> Prompt
Collect all lines from the records below that include the word "days".

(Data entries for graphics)
------------------------------------------------

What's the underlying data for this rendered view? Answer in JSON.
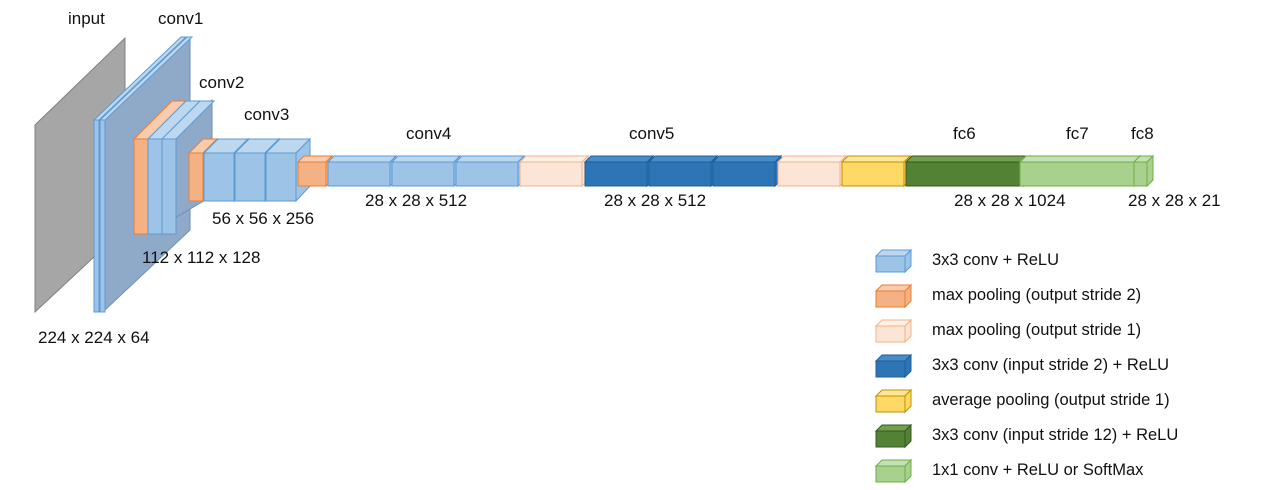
{
  "stages": {
    "input": "input",
    "conv1": "conv1",
    "conv2": "conv2",
    "conv3": "conv3",
    "conv4": "conv4",
    "conv5": "conv5",
    "fc6": "fc6",
    "fc7": "fc7",
    "fc8": "fc8"
  },
  "dims": {
    "d224": "224 x 224 x 64",
    "d112": "112 x 112 x 128",
    "d56": "56 x 56 x 256",
    "d28_conv4": "28 x 28 x 512",
    "d28_conv5": "28 x 28 x 512",
    "d28_fc6": "28 x 28 x 1024",
    "d28_fc8": "28 x 28 x 21"
  },
  "legend": [
    {
      "label": "3x3 conv + ReLU",
      "color": "#9DC3E6"
    },
    {
      "label": "max pooling (output stride 2)",
      "color": "#F4B183"
    },
    {
      "label": "max pooling (output stride 1)",
      "color": "#FBE5D6"
    },
    {
      "label": "3x3 conv (input stride 2) + ReLU",
      "color": "#2E75B6"
    },
    {
      "label": "average pooling (output stride 1)",
      "color": "#FFD966"
    },
    {
      "label": "3x3 conv (input stride 12) + ReLU",
      "color": "#548235"
    },
    {
      "label": "1x1 conv + ReLU or SoftMax",
      "color": "#A9D18E"
    }
  ],
  "colors": {
    "conv": "#9DC3E6",
    "maxpool2": "#F4B183",
    "maxpool1": "#FBE5D6",
    "dilated_conv": "#2E75B6",
    "avgpool": "#FFD966",
    "fc6": "#548235",
    "fc78": "#A9D18E",
    "input": "#A6A6A6",
    "conv1_back": "#8FAAC8"
  }
}
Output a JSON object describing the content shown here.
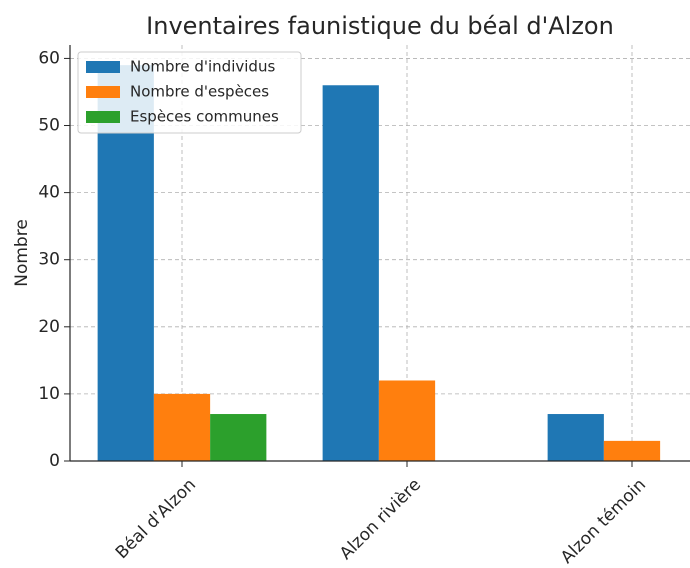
{
  "chart_data": {
    "type": "bar",
    "title": "Inventaires faunistique du béal d'Alzon",
    "y_label": "Nombre",
    "categories": [
      "Béal d'Alzon",
      "Alzon rivière",
      "Alzon témoin"
    ],
    "series": [
      {
        "name": "Nombre d'individus",
        "color": "#1f77b4",
        "values": [
          59,
          56,
          7
        ]
      },
      {
        "name": "Nombre d'espèces",
        "color": "#ff7f0e",
        "values": [
          10,
          12,
          3
        ]
      },
      {
        "name": "Espèces communes",
        "color": "#2ca02c",
        "values": [
          7,
          0,
          0
        ]
      }
    ],
    "ylim": [
      0,
      62
    ],
    "yticks": [
      0,
      10,
      20,
      30,
      40,
      50,
      60
    ],
    "grid": true,
    "legend": "upper left"
  }
}
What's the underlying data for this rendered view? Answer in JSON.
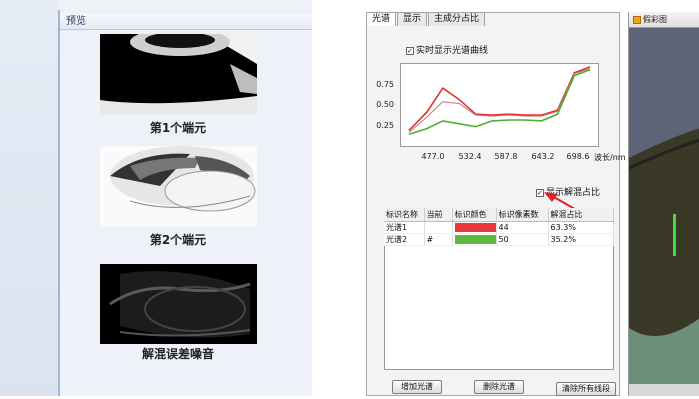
{
  "preview": {
    "title": "预览",
    "items": [
      {
        "label": "第1个端元"
      },
      {
        "label": "第2个端元"
      },
      {
        "label": "解混误差噪音"
      }
    ]
  },
  "tabs": [
    {
      "label": "光谱",
      "active": true
    },
    {
      "label": "显示",
      "active": false
    },
    {
      "label": "主成分占比",
      "active": false
    }
  ],
  "options": {
    "realtime_curve": "实时显示光谱曲线",
    "show_ratio": "显示解混占比"
  },
  "chart_data": {
    "type": "line",
    "x": [
      420,
      450,
      477,
      505,
      532.4,
      560,
      587.8,
      615,
      643.2,
      670,
      698.6,
      725
    ],
    "xticks": [
      "477.0",
      "532.4",
      "587.8",
      "643.2",
      "698.6"
    ],
    "yticks": [
      "0.75",
      "0.50",
      "0.25"
    ],
    "xlabel": "波长/nm",
    "ylim": [
      0.1,
      0.95
    ],
    "xlim": [
      410,
      735
    ],
    "series": [
      {
        "color": "#e03030",
        "values": [
          0.26,
          0.45,
          0.7,
          0.58,
          0.43,
          0.42,
          0.43,
          0.42,
          0.42,
          0.47,
          0.86,
          0.92
        ]
      },
      {
        "color": "#c87474",
        "values": [
          0.24,
          0.4,
          0.56,
          0.54,
          0.42,
          0.41,
          0.42,
          0.41,
          0.41,
          0.46,
          0.85,
          0.9
        ]
      },
      {
        "color": "#4caf30",
        "values": [
          0.22,
          0.28,
          0.36,
          0.33,
          0.3,
          0.36,
          0.37,
          0.37,
          0.36,
          0.43,
          0.83,
          0.89
        ]
      }
    ]
  },
  "table": {
    "headers": [
      "标识名称",
      "当前",
      "标识颜色",
      "标识像素数",
      "解混占比"
    ],
    "rows": [
      {
        "name": "光谱1",
        "current": "",
        "color": "#e83a3a",
        "pixels": "44",
        "ratio": "63.3%"
      },
      {
        "name": "光谱2",
        "current": "#",
        "color": "#5cb83a",
        "pixels": "50",
        "ratio": "35.2%"
      }
    ]
  },
  "buttons": {
    "add": "增加光谱",
    "delete": "删除光谱",
    "clear": "清除所有线段"
  },
  "right_panel": {
    "title": "假彩图"
  }
}
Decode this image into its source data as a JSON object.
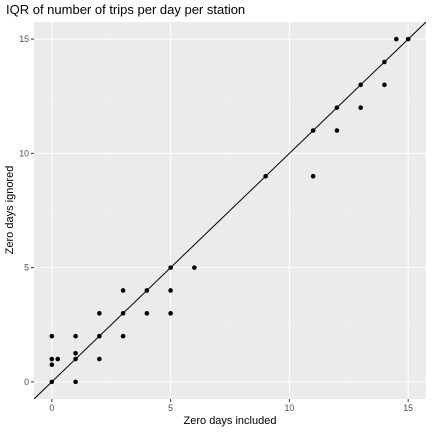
{
  "chart_data": {
    "type": "scatter",
    "title": "IQR of number of trips per day per station",
    "xlabel": "Zero days included",
    "ylabel": "Zero days ignored",
    "xlim": [
      -0.75,
      15.75
    ],
    "ylim": [
      -0.75,
      15.75
    ],
    "x_ticks": [
      0,
      5,
      10,
      15
    ],
    "y_ticks": [
      0,
      5,
      10,
      15
    ],
    "x_tick_labels": [
      "0",
      "5",
      "10",
      "15"
    ],
    "y_tick_labels": [
      "0",
      "5",
      "10",
      "15"
    ],
    "reference_line": {
      "intercept": 0,
      "slope": 1
    },
    "grid": true,
    "legend": "none",
    "colors": {
      "panel_background": "#ebebeb",
      "grid_major": "#ffffff",
      "grid_minor": "#f2f2f2",
      "point": "#000000",
      "line": "#000000"
    },
    "points": [
      {
        "x": 0,
        "y": 0
      },
      {
        "x": 0,
        "y": 0.75
      },
      {
        "x": 0,
        "y": 1
      },
      {
        "x": 0,
        "y": 2
      },
      {
        "x": 0.25,
        "y": 1
      },
      {
        "x": 1,
        "y": 0
      },
      {
        "x": 1,
        "y": 1
      },
      {
        "x": 1,
        "y": 1.25
      },
      {
        "x": 1,
        "y": 2
      },
      {
        "x": 2,
        "y": 1
      },
      {
        "x": 2,
        "y": 2
      },
      {
        "x": 2,
        "y": 3
      },
      {
        "x": 3,
        "y": 2
      },
      {
        "x": 3,
        "y": 3
      },
      {
        "x": 3,
        "y": 4
      },
      {
        "x": 4,
        "y": 3
      },
      {
        "x": 4,
        "y": 4
      },
      {
        "x": 5,
        "y": 3
      },
      {
        "x": 5,
        "y": 4
      },
      {
        "x": 5,
        "y": 5
      },
      {
        "x": 6,
        "y": 5
      },
      {
        "x": 9,
        "y": 9
      },
      {
        "x": 11,
        "y": 9
      },
      {
        "x": 11,
        "y": 11
      },
      {
        "x": 12,
        "y": 11
      },
      {
        "x": 12,
        "y": 12
      },
      {
        "x": 13,
        "y": 12
      },
      {
        "x": 13,
        "y": 13
      },
      {
        "x": 14,
        "y": 13
      },
      {
        "x": 14,
        "y": 14
      },
      {
        "x": 14.5,
        "y": 15
      },
      {
        "x": 15,
        "y": 15
      }
    ]
  }
}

------------------------------------------------

> Final result
    "xlabel": "Zero days included",
    "ylabel": "Zero days ignored",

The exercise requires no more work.